• [EXTRACT TO READ]:
begin

You can buy thinner sabots, then use TMZs just like TEZs (except TEZ is boat tailed, TMZ is flat bottom)

https://mmpsabots.com/store/hph-sabot-series/


----------



## Aznative (May 25, 2018)

I think I will look at thinner sabots. Id hate to not use a box and half of ammo. That stuff isnt cheap by no means. Thanks for the advice


----------



## justismi28 (Aug 19, 2014)

StillAboveGround said:


> You can buy thinner sabots, then use TMZs just like TEZs (except TEZ is boat tailed, TMZ is flat bottom)
> 
> https://mmpsabots.com/store/hph-sabot-series/


I switched from the TEZ to the TMZ last year, but like a lot of people hated how hard they were to load in my gun. The other side of that is I loved how they shot and grouped 200+ yards. So I tried the sabots above and found they helped quite a bit in loading, but I didn't love that I was losing petals and my groups opened up a little bit.

So I tried the harvester crushed rib
https://www.harvestermuzzleloading.com/products/crush-rib-sabots
These are awesome sabots and I recommend them to anyone wanting to shoot the TMZ.

(just a small correction on the quote above, the TMZ is boat-tail and the TEZ is flat bottom)


----------



## goosefreak (Aug 20, 2009)

So, I would say the TMZ loads easy in my Accura V2. My buddy and I sighted in his Accura LR and we dam near had to pound them in with a hammer but, they were grouping tight. I told him after this season he needs to pick up some different sabots.. He's got a Wasatch Muzzy Elk tag and he FINALLY got his gun figured out. Too close to the hunt to be trying something different


----------



## middlefork (Nov 2, 2008)

goosefreak said:


> So, I would say the TMZ loads easy in my Accura V2. My buddy and I sighted in his Accura LR and we dam near had to pound them in with a hammer but, they were grouping tight. I told him after this season he needs to pick up some different sabots.. He's got a Wasatch Muzzy Elk tag and he FINALLY got his gun figured out. Too close to the hunt to be trying something different


We were helping a guy last year with a LE tag and he was nervous because he had'nt shot his super duper muzzle loader out to 300 yards yet. Our comment was you better be able to shoot it at 50 yards. Ok it ended up being 63 yards. My gosh the muzzy has been prime rut.

What was it Tex use to say about turkeys? Shoot Them in the lips. Do the same with the muzzy on elk.


----------



## 2full (Apr 8, 2010)

I guess I'm old and weird. I don't take shots over about 125 yards. 
To me it's not about how far I can shoot..........
It's about how close can I get. And I have killed some good muzzle bucks. 
Have watched this thread with interest.


----------



## goosefreak (Aug 20, 2009)

Garan-dang-tee I’ll shoot a deer as far as my weapon allows me to be lethal. If its 25 yards or 250 yards. I hope all my shots are 50 yards but if I’ve got a buck of a lifetime standing out at 200 yards and that’s all the closer I can get, you better believe I’m stretching the bipod out and I will sleep good knowing I can make that shot..

But I’m picky, I have no desire to shoot a deer under 170” unless he’s laying next to the tailgate of my truck


----------



## middlefork (Nov 2, 2008)

Good on you!
But why put pesky limits on your shots? :smile:

https://www.wearethemighty.com/articles/sniper-shot-record


----------



## DallanC (Jan 13, 2009)

end

[Layout element entries]
begin

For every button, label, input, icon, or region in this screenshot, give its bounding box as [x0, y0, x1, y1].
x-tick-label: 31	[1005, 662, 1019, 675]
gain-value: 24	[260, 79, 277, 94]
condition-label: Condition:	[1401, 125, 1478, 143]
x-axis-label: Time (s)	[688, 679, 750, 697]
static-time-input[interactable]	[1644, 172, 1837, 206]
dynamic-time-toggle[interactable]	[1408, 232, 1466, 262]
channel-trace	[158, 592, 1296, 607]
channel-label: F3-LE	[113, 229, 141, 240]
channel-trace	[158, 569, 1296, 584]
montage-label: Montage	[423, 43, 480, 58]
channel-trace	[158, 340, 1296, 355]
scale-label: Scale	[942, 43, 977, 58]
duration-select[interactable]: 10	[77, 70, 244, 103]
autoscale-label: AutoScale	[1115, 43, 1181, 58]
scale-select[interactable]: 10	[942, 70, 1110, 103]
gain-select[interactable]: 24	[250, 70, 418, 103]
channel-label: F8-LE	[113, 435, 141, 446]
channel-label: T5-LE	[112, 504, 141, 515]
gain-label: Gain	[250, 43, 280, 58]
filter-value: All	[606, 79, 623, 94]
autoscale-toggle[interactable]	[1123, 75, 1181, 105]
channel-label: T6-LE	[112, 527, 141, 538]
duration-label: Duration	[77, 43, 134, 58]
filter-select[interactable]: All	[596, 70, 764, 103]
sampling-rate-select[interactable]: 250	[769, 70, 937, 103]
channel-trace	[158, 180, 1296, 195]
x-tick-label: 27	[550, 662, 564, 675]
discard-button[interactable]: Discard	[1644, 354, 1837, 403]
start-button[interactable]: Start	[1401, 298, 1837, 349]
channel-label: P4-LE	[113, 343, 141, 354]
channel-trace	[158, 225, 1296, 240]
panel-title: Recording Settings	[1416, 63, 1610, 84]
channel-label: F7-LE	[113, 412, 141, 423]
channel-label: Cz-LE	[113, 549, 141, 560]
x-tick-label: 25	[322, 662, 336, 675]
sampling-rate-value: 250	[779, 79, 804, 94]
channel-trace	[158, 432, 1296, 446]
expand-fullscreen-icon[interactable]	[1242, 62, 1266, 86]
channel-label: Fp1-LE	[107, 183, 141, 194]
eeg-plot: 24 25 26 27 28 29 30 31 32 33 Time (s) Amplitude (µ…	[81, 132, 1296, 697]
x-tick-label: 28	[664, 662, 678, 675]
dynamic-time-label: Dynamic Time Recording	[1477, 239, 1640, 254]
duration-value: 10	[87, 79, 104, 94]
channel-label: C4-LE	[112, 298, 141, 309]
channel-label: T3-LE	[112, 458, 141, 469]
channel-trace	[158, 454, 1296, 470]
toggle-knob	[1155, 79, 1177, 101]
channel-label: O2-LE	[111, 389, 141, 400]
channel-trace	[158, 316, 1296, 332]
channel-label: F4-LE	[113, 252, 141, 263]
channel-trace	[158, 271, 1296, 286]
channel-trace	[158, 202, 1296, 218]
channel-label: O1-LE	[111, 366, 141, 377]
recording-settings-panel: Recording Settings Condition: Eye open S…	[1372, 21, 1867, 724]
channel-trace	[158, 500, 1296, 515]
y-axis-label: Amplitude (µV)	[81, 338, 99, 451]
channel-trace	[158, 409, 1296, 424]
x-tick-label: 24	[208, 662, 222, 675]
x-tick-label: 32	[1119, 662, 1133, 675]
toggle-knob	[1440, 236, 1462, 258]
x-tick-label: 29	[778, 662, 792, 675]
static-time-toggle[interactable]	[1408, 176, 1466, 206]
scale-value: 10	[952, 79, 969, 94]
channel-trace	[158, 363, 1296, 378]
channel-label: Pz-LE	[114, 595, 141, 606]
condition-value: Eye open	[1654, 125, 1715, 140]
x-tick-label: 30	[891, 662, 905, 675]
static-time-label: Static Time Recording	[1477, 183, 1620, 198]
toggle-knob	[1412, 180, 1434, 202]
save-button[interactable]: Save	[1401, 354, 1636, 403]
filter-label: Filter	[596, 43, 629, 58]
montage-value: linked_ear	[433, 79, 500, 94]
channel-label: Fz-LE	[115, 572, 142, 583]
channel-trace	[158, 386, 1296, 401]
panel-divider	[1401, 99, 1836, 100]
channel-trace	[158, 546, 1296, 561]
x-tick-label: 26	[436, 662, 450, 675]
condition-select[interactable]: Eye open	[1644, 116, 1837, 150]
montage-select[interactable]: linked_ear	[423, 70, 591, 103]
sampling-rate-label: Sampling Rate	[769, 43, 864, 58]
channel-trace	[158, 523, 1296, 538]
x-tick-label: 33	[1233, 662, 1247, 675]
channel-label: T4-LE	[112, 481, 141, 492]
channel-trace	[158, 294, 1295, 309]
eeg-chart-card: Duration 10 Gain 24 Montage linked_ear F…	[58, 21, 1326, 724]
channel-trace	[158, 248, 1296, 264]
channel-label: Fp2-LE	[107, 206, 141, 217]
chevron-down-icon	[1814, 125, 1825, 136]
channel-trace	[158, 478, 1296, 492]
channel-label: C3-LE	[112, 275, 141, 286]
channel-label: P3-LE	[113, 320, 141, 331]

end

• [STATED PROBLEM 1]: Copy the sabot thread from "What was it" to "good muzzle bucks.".
• [STATED PROBLEM 2]: Summarize the sabot thread in three sentences.

• [EXPECTED ANSWER 1]:
What was it Tex use to say about turkeys? Shoot Them in the lips. Do the same with the muzzy on elk.


----------



## 2full (Apr 8, 2010)

I guess I'm old and weird. I don't take shots over about 125 yards. 
To me it's not about how far I can shoot..........
It's about how close can I get. And I have killed some good muzzle bucks.

• [EXPECTED ANSWER 2]: The thread suggests using thinner sabots so TMZ bullets can be shot like TEZs, and one participant plans to look at thinner sabots rather than leave a box and a half of costly ammunition unused. Another participant found TMZs hard to load, found that the thinner sabots helped with loading but lost petals and opened up groups, and recommends Harvester crushed rib sabots. The discussion then turns to shot distance, with one participant not taking shots over about 125 yards and another willing to shoot as far as the weapon remains lethal.